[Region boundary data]
+---+

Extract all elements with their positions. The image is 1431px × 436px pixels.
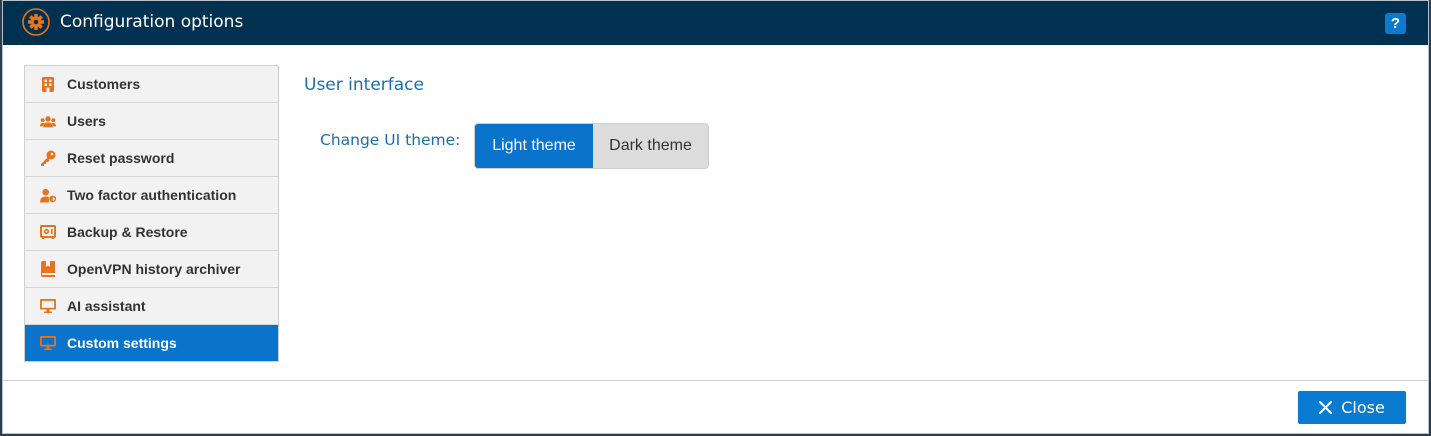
book-icon xyxy=(40,261,56,277)
theme-toggle-group: Light theme Dark theme xyxy=(474,123,709,169)
safe-icon xyxy=(40,224,56,240)
dark-theme-button[interactable]: Dark theme xyxy=(593,124,708,168)
user-shield-icon xyxy=(40,187,56,203)
building-icon xyxy=(40,76,56,92)
sidebar-item-label: Custom settings xyxy=(67,335,177,351)
key-icon xyxy=(40,150,56,166)
sidebar-item-users[interactable]: Users xyxy=(25,102,278,139)
sidebar-item-label: OpenVPN history archiver xyxy=(67,261,241,277)
sidebar-item-label: Reset password xyxy=(67,150,175,166)
close-button[interactable]: Close xyxy=(1298,391,1406,424)
light-theme-button[interactable]: Light theme xyxy=(475,124,593,168)
section-title: User interface xyxy=(304,75,424,95)
title-bar: Configuration options ? xyxy=(3,1,1428,45)
theme-label: Change UI theme: xyxy=(320,131,461,149)
footer-divider xyxy=(3,380,1428,381)
configuration-dialog: Configuration options ? Customers Users … xyxy=(2,0,1429,434)
sidebar-item-label: AI assistant xyxy=(67,298,146,314)
sidebar-item-customers[interactable]: Customers xyxy=(25,66,278,102)
sidebar-item-label: Two factor authentication xyxy=(67,187,237,203)
gear-icon xyxy=(22,8,50,36)
close-label: Close xyxy=(1341,398,1385,417)
users-icon xyxy=(40,113,56,129)
sidebar-item-custom-settings[interactable]: Custom settings xyxy=(25,324,278,361)
window-title: Configuration options xyxy=(60,12,244,32)
sidebar-item-label: Users xyxy=(67,113,106,129)
monitor-icon xyxy=(40,298,56,314)
monitor-icon xyxy=(40,335,56,351)
sidebar-item-two-factor[interactable]: Two factor authentication xyxy=(25,176,278,213)
sidebar-item-reset-password[interactable]: Reset password xyxy=(25,139,278,176)
sidebar-item-label: Customers xyxy=(67,76,141,92)
sidebar-item-label: Backup & Restore xyxy=(67,224,188,240)
close-icon xyxy=(1319,401,1333,414)
help-button[interactable]: ? xyxy=(1385,13,1406,34)
sidebar-item-backup-restore[interactable]: Backup & Restore xyxy=(25,213,278,250)
sidebar-item-ai-assistant[interactable]: AI assistant xyxy=(25,287,278,324)
sidebar-item-openvpn-archiver[interactable]: OpenVPN history archiver xyxy=(25,250,278,287)
sidebar: Customers Users Reset password Two facto… xyxy=(24,65,279,362)
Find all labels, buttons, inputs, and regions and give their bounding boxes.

+---+

▸ EXERCISE:
Arrange every line of the rows above as a Markdown table with the columns No. and Line, numbering each line and skipping any blank lines. Omit the pictures.

▸ THE OUTPUT:
| No. | Line |
|---|---|
| 1 | Extract all elements with their positions. The image is 1431px × 436px pixels. |
| 2 | book-icon xyxy=(40,261,56,277) |
| 3 | theme-toggle-group: Light theme Dark theme xyxy=(474,123,709,169) |
| 4 | safe-icon xyxy=(40,224,56,240) |
| 5 | dark-theme-button[interactable]: Dark theme xyxy=(593,124,708,168) |
| 6 | user-shield-icon xyxy=(40,187,56,203) |
| 7 | building-icon xyxy=(40,76,56,92) |
| 8 | sidebar-item-label: Custom settings xyxy=(67,335,177,351) |
| 9 | key-icon xyxy=(40,150,56,166) |
| 10 | sidebar-item-users[interactable]: Users xyxy=(25,102,278,139) |
| 11 | sidebar-item-label: OpenVPN history archiver xyxy=(67,261,241,277) |
| 12 | sidebar-item-label: Reset password xyxy=(67,150,175,166) |
| 13 | close-button[interactable]: Close xyxy=(1298,391,1406,424) |
| 14 | light-theme-button[interactable]: Light theme xyxy=(475,124,593,168) |
| 15 | section-title: User interface xyxy=(304,75,424,95) |
| 16 | title-bar: Configuration options ? xyxy=(3,1,1428,45) |
| 17 | theme-label: Change UI theme: xyxy=(320,131,461,149) |
| 18 | footer-divider xyxy=(3,380,1428,381) |
| 19 | configuration-dialog: Configuration options ? Customers Users … xyxy=(2,0,1429,434) |
| 20 | sidebar-item-label: AI assistant xyxy=(67,298,146,314) |
| 21 | sidebar-item-customers[interactable]: Customers xyxy=(25,66,278,102) |
| 22 | sidebar-item-label: Two factor authentication xyxy=(67,187,237,203) |
| 23 | gear-icon xyxy=(22,8,50,36) |
| 24 | close-label: Close xyxy=(1341,398,1385,417) |
| 25 | users-icon xyxy=(40,113,56,129) |
| 26 | sidebar-item-custom-settings[interactable]: Custom settings xyxy=(25,324,278,361) |
| 27 | window-title: Configuration options xyxy=(60,12,244,32) |
| 28 | sidebar-item-label: Users xyxy=(67,113,106,129) |
| 29 | monitor-icon xyxy=(40,298,56,314) |
| 30 | monitor-icon xyxy=(40,335,56,351) |
| 31 | sidebar-item-two-factor[interactable]: Two factor authentication xyxy=(25,176,278,213) |
| 32 | sidebar-item-reset-password[interactable]: Reset password xyxy=(25,139,278,176) |
| 33 | sidebar-item-label: Customers xyxy=(67,76,141,92) |
| 34 | sidebar-item-label: Backup & Restore xyxy=(67,224,188,240) |
| 35 | close-icon xyxy=(1319,401,1333,414) |
| 36 | help-button[interactable]: ? xyxy=(1385,13,1406,34) |
| 37 | sidebar-item-backup-restore[interactable]: Backup & Restore xyxy=(25,213,278,250) |
| 38 | sidebar-item-ai-assistant[interactable]: AI assistant xyxy=(25,287,278,324) |
| 39 | sidebar-item-openvpn-archiver[interactable]: OpenVPN history archiver xyxy=(25,250,278,287) |
| 40 | sidebar: Customers Users Reset password Two facto… xyxy=(24,65,279,362) |
| 41 | Find all labels, buttons, inputs, and regions and give their bounding boxes. |